>> start THE INPUT

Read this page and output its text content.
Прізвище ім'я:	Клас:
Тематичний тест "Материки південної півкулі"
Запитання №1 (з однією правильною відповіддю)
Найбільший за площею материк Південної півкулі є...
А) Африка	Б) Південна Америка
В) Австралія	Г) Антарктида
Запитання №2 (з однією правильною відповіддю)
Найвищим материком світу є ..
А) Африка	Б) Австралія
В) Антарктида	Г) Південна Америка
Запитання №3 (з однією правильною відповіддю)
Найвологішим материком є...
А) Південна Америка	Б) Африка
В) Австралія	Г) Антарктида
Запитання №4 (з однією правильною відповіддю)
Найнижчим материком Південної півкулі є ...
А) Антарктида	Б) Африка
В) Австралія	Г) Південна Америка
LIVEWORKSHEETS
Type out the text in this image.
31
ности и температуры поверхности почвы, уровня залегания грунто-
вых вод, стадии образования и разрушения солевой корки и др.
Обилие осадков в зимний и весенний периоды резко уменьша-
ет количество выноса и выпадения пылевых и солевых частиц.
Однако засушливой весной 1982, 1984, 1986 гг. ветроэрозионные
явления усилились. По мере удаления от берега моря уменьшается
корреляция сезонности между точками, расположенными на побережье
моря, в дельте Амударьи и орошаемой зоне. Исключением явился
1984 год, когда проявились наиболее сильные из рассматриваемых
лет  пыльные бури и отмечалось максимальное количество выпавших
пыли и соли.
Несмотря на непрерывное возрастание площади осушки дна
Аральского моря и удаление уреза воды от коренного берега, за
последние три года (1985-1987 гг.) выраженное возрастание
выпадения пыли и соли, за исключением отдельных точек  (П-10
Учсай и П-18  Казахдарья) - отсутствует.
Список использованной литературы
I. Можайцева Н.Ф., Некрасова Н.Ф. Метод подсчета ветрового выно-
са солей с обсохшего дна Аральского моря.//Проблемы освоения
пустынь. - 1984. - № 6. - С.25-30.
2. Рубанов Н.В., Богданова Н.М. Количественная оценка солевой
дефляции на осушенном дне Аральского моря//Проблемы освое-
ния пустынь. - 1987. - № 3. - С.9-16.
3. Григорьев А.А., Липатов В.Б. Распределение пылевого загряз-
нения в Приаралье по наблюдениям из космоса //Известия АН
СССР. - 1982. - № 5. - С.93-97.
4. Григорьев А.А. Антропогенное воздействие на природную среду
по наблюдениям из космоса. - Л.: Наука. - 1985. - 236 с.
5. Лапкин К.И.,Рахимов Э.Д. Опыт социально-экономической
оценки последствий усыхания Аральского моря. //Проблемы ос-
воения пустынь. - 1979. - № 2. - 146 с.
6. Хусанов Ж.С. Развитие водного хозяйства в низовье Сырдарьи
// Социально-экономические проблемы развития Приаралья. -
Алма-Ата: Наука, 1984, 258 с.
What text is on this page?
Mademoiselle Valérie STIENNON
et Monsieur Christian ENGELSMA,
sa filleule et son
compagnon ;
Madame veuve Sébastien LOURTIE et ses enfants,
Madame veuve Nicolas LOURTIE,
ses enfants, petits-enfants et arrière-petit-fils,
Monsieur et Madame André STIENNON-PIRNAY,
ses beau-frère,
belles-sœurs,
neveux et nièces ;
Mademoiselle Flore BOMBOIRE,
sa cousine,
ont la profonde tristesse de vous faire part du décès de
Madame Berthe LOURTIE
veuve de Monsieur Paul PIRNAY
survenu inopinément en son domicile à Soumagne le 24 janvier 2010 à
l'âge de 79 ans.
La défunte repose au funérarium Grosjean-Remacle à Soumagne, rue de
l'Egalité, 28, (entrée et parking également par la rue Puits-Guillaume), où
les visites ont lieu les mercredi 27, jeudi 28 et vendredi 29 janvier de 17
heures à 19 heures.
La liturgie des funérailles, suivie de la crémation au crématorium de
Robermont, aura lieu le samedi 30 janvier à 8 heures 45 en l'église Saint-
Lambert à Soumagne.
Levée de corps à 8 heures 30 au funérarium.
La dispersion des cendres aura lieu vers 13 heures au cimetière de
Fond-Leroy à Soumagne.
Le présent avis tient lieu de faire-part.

>> end THE INPUT

* [TO BE DONE]: Reproduce the complete data exactly as presented above.

* [ANSWER IN FULL]:
Read this page and output its text content.
Прізвище ім'я:	Клас:
Тематичний тест "Материки південної півкулі"
Запитання №1 (з однією правильною відповіддю)
Найбільший за площею материк Південної півкулі є...
А) Африка	Б) Південна Америка
В) Австралія	Г) Антарктида
Запитання №2 (з однією правильною відповіддю)
Найвищим материком світу є ..
А) Африка	Б) Австралія
В) Антарктида	Г) Південна Америка
Запитання №3 (з однією правильною відповіддю)
Найвологішим материком є...
А) Південна Америка	Б) Африка
В) Австралія	Г) Антарктида
Запитання №4 (з однією правильною відповіддю)
Найнижчим материком Південної півкулі є ...
А) Антарктида	Б) Африка
В) Австралія	Г) Південна Америка
LIVEWORKSHEETS
Type out the text in this image.
31
ности и температуры поверхности почвы, уровня залегания грунто-
вых вод, стадии образования и разрушения солевой корки и др.
Обилие осадков в зимний и весенний периоды резко уменьша-
ет количество выноса и выпадения пылевых и солевых частиц.
Однако засушливой весной 1982, 1984, 1986 гг. ветроэрозионные
явления усилились. По мере удаления от берега моря уменьшается
корреляция сезонности между точками, расположенными на побережье
моря, в дельте Амударьи и орошаемой зоне. Исключением явился
1984 год, когда проявились наиболее сильные из рассматриваемых
лет  пыльные бури и отмечалось максимальное количество выпавших
пыли и соли.
Несмотря на непрерывное возрастание площади осушки дна
Аральского моря и удаление уреза воды от коренного берега, за
последние три года (1985-1987 гг.) выраженное возрастание
выпадения пыли и соли, за исключением отдельных точек  (П-10
Учсай и П-18  Казахдарья) - отсутствует.
Список использованной литературы
I. Можайцева Н.Ф., Некрасова Н.Ф. Метод подсчета ветрового выно-
са солей с обсохшего дна Аральского моря.//Проблемы освоения
пустынь. - 1984. - № 6. - С.25-30.
2. Рубанов Н.В., Богданова Н.М. Количественная оценка солевой
дефляции на осушенном дне Аральского моря//Проблемы освое-
ния пустынь. - 1987. - № 3. - С.9-16.
3. Григорьев А.А., Липатов В.Б. Распределение пылевого загряз-
нения в Приаралье по наблюдениям из космоса //Известия АН
СССР. - 1982. - № 5. - С.93-97.
4. Григорьев А.А. Антропогенное воздействие на природную среду
по наблюдениям из космоса. - Л.: Наука. - 1985. - 236 с.
5. Лапкин К.И.,Рахимов Э.Д. Опыт социально-экономической
оценки последствий усыхания Аральского моря. //Проблемы ос-
воения пустынь. - 1979. - № 2. - 146 с.
6. Хусанов Ж.С. Развитие водного хозяйства в низовье Сырдарьи
// Социально-экономические проблемы развития Приаралья. -
Алма-Ата: Наука, 1984, 258 с.
What text is on this page?
Mademoiselle Valérie STIENNON
et Monsieur Christian ENGELSMA,
sa filleule et son
compagnon ;
Madame veuve Sébastien LOURTIE et ses enfants,
Madame veuve Nicolas LOURTIE,
ses enfants, petits-enfants et arrière-petit-fils,
Monsieur et Madame André STIENNON-PIRNAY,
ses beau-frère,
belles-sœurs,
neveux et nièces ;
Mademoiselle Flore BOMBOIRE,
sa cousine,
ont la profonde tristesse de vous faire part du décès de
Madame Berthe LOURTIE
veuve de Monsieur Paul PIRNAY
survenu inopinément en son domicile à Soumagne le 24 janvier 2010 à
l'âge de 79 ans.
La défunte repose au funérarium Grosjean-Remacle à Soumagne, rue de
l'Egalité, 28, (entrée et parking également par la rue Puits-Guillaume), où
les visites ont lieu les mercredi 27, jeudi 28 et vendredi 29 janvier de 17
heures à 19 heures.
La liturgie des funérailles, suivie de la crémation au crématorium de
Robermont, aura lieu le samedi 30 janvier à 8 heures 45 en l'église Saint-
Lambert à Soumagne.
Levée de corps à 8 heures 30 au funérarium.
La dispersion des cendres aura lieu vers 13 heures au cimetière de
Fond-Leroy à Soumagne.
Le présent avis tient lieu de faire-part.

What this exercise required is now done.